[BEGIN THE DATA]
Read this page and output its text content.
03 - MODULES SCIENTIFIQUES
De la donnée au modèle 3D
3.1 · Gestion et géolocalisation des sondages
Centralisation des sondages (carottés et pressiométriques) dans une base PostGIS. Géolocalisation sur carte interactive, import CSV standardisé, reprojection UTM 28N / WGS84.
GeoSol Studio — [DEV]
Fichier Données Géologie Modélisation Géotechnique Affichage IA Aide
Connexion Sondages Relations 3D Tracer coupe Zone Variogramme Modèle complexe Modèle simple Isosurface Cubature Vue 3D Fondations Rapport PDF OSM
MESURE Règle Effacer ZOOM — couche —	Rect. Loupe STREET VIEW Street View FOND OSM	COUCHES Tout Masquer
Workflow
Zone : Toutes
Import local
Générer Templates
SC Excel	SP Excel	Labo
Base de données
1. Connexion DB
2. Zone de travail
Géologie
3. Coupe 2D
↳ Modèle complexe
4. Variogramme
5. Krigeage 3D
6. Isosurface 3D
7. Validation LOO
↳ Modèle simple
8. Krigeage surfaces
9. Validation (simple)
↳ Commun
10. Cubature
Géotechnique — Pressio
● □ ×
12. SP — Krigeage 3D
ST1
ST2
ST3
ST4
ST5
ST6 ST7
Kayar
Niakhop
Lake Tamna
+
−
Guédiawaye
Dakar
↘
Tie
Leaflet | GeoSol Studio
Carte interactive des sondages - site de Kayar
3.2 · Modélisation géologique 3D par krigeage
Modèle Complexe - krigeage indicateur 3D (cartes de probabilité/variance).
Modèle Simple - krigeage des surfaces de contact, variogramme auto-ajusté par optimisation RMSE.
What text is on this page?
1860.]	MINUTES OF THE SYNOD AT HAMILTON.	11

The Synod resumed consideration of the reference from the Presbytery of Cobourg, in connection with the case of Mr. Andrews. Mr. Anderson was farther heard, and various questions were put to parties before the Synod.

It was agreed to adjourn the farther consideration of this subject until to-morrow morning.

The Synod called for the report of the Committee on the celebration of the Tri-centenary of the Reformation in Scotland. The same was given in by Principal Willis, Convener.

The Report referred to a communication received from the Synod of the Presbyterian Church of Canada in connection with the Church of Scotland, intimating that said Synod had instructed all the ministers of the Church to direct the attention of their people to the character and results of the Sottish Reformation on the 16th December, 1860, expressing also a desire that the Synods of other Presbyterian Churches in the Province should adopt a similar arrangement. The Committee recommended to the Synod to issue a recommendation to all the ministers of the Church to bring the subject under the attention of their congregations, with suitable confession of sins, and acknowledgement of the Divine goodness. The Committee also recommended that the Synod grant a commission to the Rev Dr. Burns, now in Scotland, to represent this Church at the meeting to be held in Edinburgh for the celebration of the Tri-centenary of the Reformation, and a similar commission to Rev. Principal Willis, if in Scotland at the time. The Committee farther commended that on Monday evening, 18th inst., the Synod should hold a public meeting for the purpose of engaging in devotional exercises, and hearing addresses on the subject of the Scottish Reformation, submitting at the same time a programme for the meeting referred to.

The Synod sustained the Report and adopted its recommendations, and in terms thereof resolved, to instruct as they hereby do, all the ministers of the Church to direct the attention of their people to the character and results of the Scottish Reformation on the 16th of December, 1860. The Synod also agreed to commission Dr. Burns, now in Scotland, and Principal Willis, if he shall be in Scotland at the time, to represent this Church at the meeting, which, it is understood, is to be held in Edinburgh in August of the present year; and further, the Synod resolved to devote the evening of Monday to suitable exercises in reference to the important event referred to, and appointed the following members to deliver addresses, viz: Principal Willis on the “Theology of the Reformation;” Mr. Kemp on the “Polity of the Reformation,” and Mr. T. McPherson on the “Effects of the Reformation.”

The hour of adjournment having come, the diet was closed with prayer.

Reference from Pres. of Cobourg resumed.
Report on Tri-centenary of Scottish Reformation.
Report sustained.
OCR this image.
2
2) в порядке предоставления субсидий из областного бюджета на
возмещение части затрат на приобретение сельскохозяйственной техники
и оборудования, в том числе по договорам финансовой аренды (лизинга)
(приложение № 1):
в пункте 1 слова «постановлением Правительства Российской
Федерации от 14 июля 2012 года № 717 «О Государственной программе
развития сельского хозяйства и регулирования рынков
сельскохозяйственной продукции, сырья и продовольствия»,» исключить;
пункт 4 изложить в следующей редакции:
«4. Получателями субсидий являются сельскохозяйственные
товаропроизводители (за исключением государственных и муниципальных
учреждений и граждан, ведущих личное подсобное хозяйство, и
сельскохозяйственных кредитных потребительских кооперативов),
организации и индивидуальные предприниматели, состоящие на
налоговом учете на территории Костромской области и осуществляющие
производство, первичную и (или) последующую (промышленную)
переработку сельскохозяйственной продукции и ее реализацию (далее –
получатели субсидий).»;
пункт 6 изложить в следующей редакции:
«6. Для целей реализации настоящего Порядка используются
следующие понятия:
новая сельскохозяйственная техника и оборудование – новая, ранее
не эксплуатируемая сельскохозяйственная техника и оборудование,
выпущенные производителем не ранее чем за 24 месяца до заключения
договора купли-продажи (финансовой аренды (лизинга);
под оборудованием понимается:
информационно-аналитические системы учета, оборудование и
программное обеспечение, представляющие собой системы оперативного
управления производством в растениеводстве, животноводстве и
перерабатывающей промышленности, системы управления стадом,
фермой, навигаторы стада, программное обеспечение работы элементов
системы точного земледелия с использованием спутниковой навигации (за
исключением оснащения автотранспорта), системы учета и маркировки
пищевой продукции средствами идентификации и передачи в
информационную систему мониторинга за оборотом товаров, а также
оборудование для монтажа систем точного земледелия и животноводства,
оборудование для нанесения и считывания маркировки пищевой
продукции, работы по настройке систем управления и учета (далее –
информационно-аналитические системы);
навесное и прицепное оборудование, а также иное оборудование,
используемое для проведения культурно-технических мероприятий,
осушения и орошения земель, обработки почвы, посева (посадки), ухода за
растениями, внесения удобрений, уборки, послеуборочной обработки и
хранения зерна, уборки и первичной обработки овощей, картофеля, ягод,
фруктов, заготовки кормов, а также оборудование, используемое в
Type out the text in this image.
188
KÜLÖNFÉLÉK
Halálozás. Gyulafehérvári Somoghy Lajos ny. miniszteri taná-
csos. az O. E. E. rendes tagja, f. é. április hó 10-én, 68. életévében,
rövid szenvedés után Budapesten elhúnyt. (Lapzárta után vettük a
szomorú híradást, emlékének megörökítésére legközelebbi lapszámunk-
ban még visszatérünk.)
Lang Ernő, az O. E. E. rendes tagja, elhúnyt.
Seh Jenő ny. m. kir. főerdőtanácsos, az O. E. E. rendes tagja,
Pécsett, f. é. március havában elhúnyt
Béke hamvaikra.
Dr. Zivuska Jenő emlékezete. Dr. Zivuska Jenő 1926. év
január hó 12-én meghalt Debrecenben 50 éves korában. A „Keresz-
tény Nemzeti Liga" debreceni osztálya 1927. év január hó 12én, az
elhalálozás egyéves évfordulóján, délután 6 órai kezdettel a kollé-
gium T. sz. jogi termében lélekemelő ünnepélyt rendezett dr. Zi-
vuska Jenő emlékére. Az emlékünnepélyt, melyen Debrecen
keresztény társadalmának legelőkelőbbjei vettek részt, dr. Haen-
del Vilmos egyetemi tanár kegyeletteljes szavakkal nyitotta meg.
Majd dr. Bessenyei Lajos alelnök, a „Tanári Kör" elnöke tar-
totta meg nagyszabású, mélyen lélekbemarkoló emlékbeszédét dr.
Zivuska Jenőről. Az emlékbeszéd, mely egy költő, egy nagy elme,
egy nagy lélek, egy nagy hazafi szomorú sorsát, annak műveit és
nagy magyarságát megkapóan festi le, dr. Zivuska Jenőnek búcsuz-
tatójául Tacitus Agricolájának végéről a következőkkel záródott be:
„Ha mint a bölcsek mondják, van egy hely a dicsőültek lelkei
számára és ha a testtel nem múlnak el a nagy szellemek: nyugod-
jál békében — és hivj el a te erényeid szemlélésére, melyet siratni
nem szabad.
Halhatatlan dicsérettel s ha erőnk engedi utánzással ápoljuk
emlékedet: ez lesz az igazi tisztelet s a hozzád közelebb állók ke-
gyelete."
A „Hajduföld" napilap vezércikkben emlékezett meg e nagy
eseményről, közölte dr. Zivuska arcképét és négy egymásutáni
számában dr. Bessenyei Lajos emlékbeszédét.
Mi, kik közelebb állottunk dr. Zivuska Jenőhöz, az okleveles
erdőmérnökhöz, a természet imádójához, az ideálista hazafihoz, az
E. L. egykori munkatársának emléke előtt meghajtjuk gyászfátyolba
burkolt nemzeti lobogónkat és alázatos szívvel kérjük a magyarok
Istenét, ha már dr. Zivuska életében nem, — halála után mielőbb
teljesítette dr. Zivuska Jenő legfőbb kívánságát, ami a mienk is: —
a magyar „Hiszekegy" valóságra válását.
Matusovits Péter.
[END THE DATA]
TASK DIRECTIONS
Note how many lines in the material hold the word "Cobourg", and give that number with nothing added.

RESPONSE TO THE EXERCISE
2